Return each line containing "freezer".

>>>>>

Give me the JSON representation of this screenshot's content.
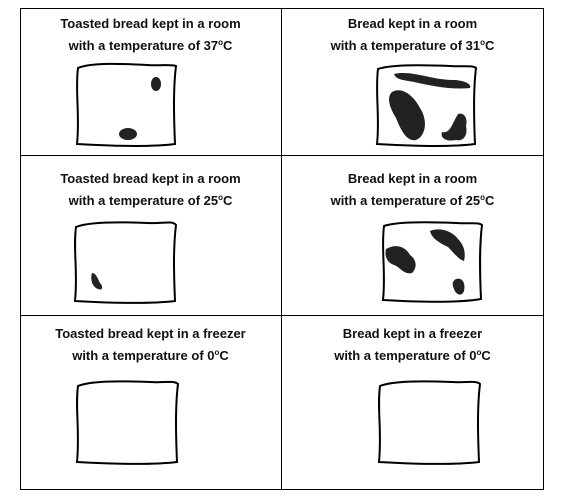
{
  "panels": [
    {
      "line1": "Toasted bread kept in a room",
      "line2_text": "with a temperature of 37",
      "degree": "o",
      "unit": "C"
    },
    {
      "line1": "Bread kept in a room",
      "line2_text": "with a temperature of 31",
      "degree": "o",
      "unit": "C"
    },
    {
      "line1": "Toasted bread kept in a room",
      "line2_text": "with a temperature of 25",
      "degree": "o",
      "unit": "C"
    },
    {
      "line1": "Bread kept in a room",
      "line2_text": "with a temperature of 25",
      "degree": "o",
      "unit": "C"
    },
    {
      "line1": "Toasted bread kept in a freezer",
      "line2_text": "with a temperature of 0",
      "degree": "o",
      "unit": "C"
    },
    {
      "line1": "Bread kept in a freezer",
      "line2_text": "with a temperature of 0",
      "degree": "o",
      "unit": "C"
    }
  ]
}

<<<<<

### CORRECT ANSWER
      "line1": "Toasted bread kept in a freezer",
      "line1": "Bread kept in a freezer",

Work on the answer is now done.